■ Exercise
Repeat every record below exactly as written.
*** Information supplied
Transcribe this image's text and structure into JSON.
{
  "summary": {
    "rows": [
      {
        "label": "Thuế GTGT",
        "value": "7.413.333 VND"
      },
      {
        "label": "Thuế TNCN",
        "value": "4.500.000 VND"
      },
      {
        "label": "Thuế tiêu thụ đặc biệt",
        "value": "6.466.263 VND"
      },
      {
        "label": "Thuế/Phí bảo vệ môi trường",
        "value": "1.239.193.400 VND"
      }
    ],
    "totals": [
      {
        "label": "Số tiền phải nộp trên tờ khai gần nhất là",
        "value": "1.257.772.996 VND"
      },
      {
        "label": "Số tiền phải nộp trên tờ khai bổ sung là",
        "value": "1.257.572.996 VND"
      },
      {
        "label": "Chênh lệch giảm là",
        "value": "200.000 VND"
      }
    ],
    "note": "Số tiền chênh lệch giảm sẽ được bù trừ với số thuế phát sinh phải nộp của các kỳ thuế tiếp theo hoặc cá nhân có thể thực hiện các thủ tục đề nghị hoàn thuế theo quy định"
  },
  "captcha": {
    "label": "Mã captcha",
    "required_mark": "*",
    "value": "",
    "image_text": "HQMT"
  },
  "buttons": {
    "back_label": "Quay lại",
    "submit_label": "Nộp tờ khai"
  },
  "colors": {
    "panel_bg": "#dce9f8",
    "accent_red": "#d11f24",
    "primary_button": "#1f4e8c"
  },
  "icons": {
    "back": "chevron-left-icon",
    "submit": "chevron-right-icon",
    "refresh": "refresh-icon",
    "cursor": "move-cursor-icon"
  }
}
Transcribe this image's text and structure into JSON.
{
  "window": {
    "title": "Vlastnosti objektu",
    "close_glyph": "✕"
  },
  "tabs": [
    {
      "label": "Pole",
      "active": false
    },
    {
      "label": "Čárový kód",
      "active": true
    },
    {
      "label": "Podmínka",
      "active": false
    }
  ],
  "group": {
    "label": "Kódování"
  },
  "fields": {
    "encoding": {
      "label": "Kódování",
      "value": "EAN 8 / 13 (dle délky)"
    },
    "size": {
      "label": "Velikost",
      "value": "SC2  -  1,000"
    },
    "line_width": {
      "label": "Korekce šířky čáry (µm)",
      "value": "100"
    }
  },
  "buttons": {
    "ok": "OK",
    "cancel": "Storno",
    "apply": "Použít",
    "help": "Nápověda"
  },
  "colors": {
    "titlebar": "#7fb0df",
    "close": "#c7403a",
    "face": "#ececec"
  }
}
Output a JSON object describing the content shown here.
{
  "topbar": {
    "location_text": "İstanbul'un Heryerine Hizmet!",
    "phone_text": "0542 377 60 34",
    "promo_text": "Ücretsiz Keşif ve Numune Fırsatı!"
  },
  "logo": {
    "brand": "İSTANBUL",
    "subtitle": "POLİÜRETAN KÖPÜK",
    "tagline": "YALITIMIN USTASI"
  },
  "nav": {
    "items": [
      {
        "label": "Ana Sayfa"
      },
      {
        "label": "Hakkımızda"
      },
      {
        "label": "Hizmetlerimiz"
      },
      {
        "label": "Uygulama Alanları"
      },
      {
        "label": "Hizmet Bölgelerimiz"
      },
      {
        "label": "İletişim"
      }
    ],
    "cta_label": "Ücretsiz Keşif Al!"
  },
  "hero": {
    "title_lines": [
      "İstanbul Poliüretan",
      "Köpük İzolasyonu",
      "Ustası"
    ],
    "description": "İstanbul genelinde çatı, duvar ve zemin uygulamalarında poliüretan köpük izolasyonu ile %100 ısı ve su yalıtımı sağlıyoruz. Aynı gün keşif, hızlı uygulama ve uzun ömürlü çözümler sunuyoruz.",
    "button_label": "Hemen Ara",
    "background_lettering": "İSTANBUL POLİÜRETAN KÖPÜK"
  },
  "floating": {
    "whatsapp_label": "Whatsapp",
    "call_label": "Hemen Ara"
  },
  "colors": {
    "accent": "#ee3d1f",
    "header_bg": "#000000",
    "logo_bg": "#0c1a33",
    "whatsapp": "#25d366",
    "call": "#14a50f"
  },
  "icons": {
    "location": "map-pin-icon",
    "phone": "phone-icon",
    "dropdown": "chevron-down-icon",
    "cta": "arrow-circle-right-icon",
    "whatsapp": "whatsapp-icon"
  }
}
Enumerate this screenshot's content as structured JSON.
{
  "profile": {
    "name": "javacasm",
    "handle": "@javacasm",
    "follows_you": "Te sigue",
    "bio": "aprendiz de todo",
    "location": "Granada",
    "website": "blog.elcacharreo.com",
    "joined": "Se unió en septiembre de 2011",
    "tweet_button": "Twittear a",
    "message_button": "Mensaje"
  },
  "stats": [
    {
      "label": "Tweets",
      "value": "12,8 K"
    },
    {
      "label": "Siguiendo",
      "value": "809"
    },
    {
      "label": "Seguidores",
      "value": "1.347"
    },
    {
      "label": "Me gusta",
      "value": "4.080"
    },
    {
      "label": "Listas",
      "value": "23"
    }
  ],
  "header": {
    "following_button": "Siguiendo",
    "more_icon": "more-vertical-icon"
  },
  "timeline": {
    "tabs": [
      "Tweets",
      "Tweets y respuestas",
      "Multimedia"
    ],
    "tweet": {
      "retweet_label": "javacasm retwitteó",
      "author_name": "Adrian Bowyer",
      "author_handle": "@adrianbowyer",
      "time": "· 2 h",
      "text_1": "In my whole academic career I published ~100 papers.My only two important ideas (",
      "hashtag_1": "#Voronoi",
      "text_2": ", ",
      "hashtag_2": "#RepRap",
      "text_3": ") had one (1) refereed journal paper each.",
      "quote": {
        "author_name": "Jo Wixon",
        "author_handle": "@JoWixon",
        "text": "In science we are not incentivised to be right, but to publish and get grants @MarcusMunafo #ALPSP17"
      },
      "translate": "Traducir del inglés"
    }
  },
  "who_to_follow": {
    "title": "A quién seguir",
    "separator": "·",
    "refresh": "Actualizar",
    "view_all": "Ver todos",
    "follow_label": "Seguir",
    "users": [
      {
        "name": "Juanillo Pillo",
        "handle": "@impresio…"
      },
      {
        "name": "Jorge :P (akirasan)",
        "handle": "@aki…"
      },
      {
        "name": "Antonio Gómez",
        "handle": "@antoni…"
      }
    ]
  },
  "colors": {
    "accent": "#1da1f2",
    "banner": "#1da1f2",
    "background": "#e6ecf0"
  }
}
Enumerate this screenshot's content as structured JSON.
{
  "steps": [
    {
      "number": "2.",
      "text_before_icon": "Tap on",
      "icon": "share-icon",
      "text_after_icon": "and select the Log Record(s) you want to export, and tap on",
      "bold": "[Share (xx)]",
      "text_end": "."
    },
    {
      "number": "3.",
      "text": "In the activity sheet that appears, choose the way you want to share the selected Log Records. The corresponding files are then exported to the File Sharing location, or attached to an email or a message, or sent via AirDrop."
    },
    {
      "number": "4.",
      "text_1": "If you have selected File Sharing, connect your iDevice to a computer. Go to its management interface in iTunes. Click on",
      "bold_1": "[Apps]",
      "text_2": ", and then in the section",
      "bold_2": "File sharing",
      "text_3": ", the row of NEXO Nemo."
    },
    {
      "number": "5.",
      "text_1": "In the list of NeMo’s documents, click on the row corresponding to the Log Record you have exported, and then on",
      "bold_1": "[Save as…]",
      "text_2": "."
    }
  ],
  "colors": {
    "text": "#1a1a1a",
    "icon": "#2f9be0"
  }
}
******
■ Exercise response
Transcribe this image's text and structure into JSON.
{
  "summary": {
    "rows": [
      {
        "label": "Thuế GTGT",
        "value": "7.413.333 VND"
      },
      {
        "label": "Thuế TNCN",
        "value": "4.500.000 VND"
      },
      {
        "label": "Thuế tiêu thụ đặc biệt",
        "value": "6.466.263 VND"
      },
      {
        "label": "Thuế/Phí bảo vệ môi trường",
        "value": "1.239.193.400 VND"
      }
    ],
    "totals": [
      {
        "label": "Số tiền phải nộp trên tờ khai gần nhất là",
        "value": "1.257.772.996 VND"
      },
      {
        "label": "Số tiền phải nộp trên tờ khai bổ sung là",
        "value": "1.257.572.996 VND"
      },
      {
        "label": "Chênh lệch giảm là",
        "value": "200.000 VND"
      }
    ],
    "note": "Số tiền chênh lệch giảm sẽ được bù trừ với số thuế phát sinh phải nộp của các kỳ thuế tiếp theo hoặc cá nhân có thể thực hiện các thủ tục đề nghị hoàn thuế theo quy định"
  },
  "captcha": {
    "label": "Mã captcha",
    "required_mark": "*",
    "value": "",
    "image_text": "HQMT"
  },
  "buttons": {
    "back_label": "Quay lại",
    "submit_label": "Nộp tờ khai"
  },
  "colors": {
    "panel_bg": "#dce9f8",
    "accent_red": "#d11f24",
    "primary_button": "#1f4e8c"
  },
  "icons": {
    "back": "chevron-left-icon",
    "submit": "chevron-right-icon",
    "refresh": "refresh-icon",
    "cursor": "move-cursor-icon"
  }
}
Transcribe this image's text and structure into JSON.
{
  "window": {
    "title": "Vlastnosti objektu",
    "close_glyph": "✕"
  },
  "tabs": [
    {
      "label": "Pole",
      "active": false
    },
    {
      "label": "Čárový kód",
      "active": true
    },
    {
      "label": "Podmínka",
      "active": false
    }
  ],
  "group": {
    "label": "Kódování"
  },
  "fields": {
    "encoding": {
      "label": "Kódování",
      "value": "EAN 8 / 13 (dle délky)"
    },
    "size": {
      "label": "Velikost",
      "value": "SC2  -  1,000"
    },
    "line_width": {
      "label": "Korekce šířky čáry (µm)",
      "value": "100"
    }
  },
  "buttons": {
    "ok": "OK",
    "cancel": "Storno",
    "apply": "Použít",
    "help": "Nápověda"
  },
  "colors": {
    "titlebar": "#7fb0df",
    "close": "#c7403a",
    "face": "#ececec"
  }
}
Output a JSON object describing the content shown here.
{
  "topbar": {
    "location_text": "İstanbul'un Heryerine Hizmet!",
    "phone_text": "0542 377 60 34",
    "promo_text": "Ücretsiz Keşif ve Numune Fırsatı!"
  },
  "logo": {
    "brand": "İSTANBUL",
    "subtitle": "POLİÜRETAN KÖPÜK",
    "tagline": "YALITIMIN USTASI"
  },
  "nav": {
    "items": [
      {
        "label": "Ana Sayfa"
      },
      {
        "label": "Hakkımızda"
      },
      {
        "label": "Hizmetlerimiz"
      },
      {
        "label": "Uygulama Alanları"
      },
      {
        "label": "Hizmet Bölgelerimiz"
      },
      {
        "label": "İletişim"
      }
    ],
    "cta_label": "Ücretsiz Keşif Al!"
  },
  "hero": {
    "title_lines": [
      "İstanbul Poliüretan",
      "Köpük İzolasyonu",
      "Ustası"
    ],
    "description": "İstanbul genelinde çatı, duvar ve zemin uygulamalarında poliüretan köpük izolasyonu ile %100 ısı ve su yalıtımı sağlıyoruz. Aynı gün keşif, hızlı uygulama ve uzun ömürlü çözümler sunuyoruz.",
    "button_label": "Hemen Ara",
    "background_lettering": "İSTANBUL POLİÜRETAN KÖPÜK"
  },
  "floating": {
    "whatsapp_label": "Whatsapp",
    "call_label": "Hemen Ara"
  },
  "colors": {
    "accent": "#ee3d1f",
    "header_bg": "#000000",
    "logo_bg": "#0c1a33",
    "whatsapp": "#25d366",
    "call": "#14a50f"
  },
  "icons": {
    "location": "map-pin-icon",
    "phone": "phone-icon",
    "dropdown": "chevron-down-icon",
    "cta": "arrow-circle-right-icon",
    "whatsapp": "whatsapp-icon"
  }
}
Enumerate this screenshot's content as structured JSON.
{
  "profile": {
    "name": "javacasm",
    "handle": "@javacasm",
    "follows_you": "Te sigue",
    "bio": "aprendiz de todo",
    "location": "Granada",
    "website": "blog.elcacharreo.com",
    "joined": "Se unió en septiembre de 2011",
    "tweet_button": "Twittear a",
    "message_button": "Mensaje"
  },
  "stats": [
    {
      "label": "Tweets",
      "value": "12,8 K"
    },
    {
      "label": "Siguiendo",
      "value": "809"
    },
    {
      "label": "Seguidores",
      "value": "1.347"
    },
    {
      "label": "Me gusta",
      "value": "4.080"
    },
    {
      "label": "Listas",
      "value": "23"
    }
  ],
  "header": {
    "following_button": "Siguiendo",
    "more_icon": "more-vertical-icon"
  },
  "timeline": {
    "tabs": [
      "Tweets",
      "Tweets y respuestas",
      "Multimedia"
    ],
    "tweet": {
      "retweet_label": "javacasm retwitteó",
      "author_name": "Adrian Bowyer",
      "author_handle": "@adrianbowyer",
      "time": "· 2 h",
      "text_1": "In my whole academic career I published ~100 papers.My only two important ideas (",
      "hashtag_1": "#Voronoi",
      "text_2": ", ",
      "hashtag_2": "#RepRap",
      "text_3": ") had one (1) refereed journal paper each.",
      "quote": {
        "author_name": "Jo Wixon",
        "author_handle": "@JoWixon",
        "text": "In science we are not incentivised to be right, but to publish and get grants @MarcusMunafo #ALPSP17"
      },
      "translate": "Traducir del inglés"
    }
  },
  "who_to_follow": {
    "title": "A quién seguir",
    "separator": "·",
    "refresh": "Actualizar",
    "view_all": "Ver todos",
    "follow_label": "Seguir",
    "users": [
      {
        "name": "Juanillo Pillo",
        "handle": "@impresio…"
      },
      {
        "name": "Jorge :P (akirasan)",
        "handle": "@aki…"
      },
      {
        "name": "Antonio Gómez",
        "handle": "@antoni…"
      }
    ]
  },
  "colors": {
    "accent": "#1da1f2",
    "banner": "#1da1f2",
    "background": "#e6ecf0"
  }
}
Enumerate this screenshot's content as structured JSON.
{
  "steps": [
    {
      "number": "2.",
      "text_before_icon": "Tap on",
      "icon": "share-icon",
      "text_after_icon": "and select the Log Record(s) you want to export, and tap on",
      "bold": "[Share (xx)]",
      "text_end": "."
    },
    {
      "number": "3.",
      "text": "In the activity sheet that appears, choose the way you want to share the selected Log Records. The corresponding files are then exported to the File Sharing location, or attached to an email or a message, or sent via AirDrop."
    },
    {
      "number": "4.",
      "text_1": "If you have selected File Sharing, connect your iDevice to a computer. Go to its management interface in iTunes. Click on",
      "bold_1": "[Apps]",
      "text_2": ", and then in the section",
      "bold_2": "File sharing",
      "text_3": ", the row of NEXO Nemo."
    },
    {
      "number": "5.",
      "text_1": "In the list of NeMo’s documents, click on the row corresponding to the Log Record you have exported, and then on",
      "bold_1": "[Save as…]",
      "text_2": "."
    }
  ],
  "colors": {
    "text": "#1a1a1a",
    "icon": "#2f9be0"
  }
}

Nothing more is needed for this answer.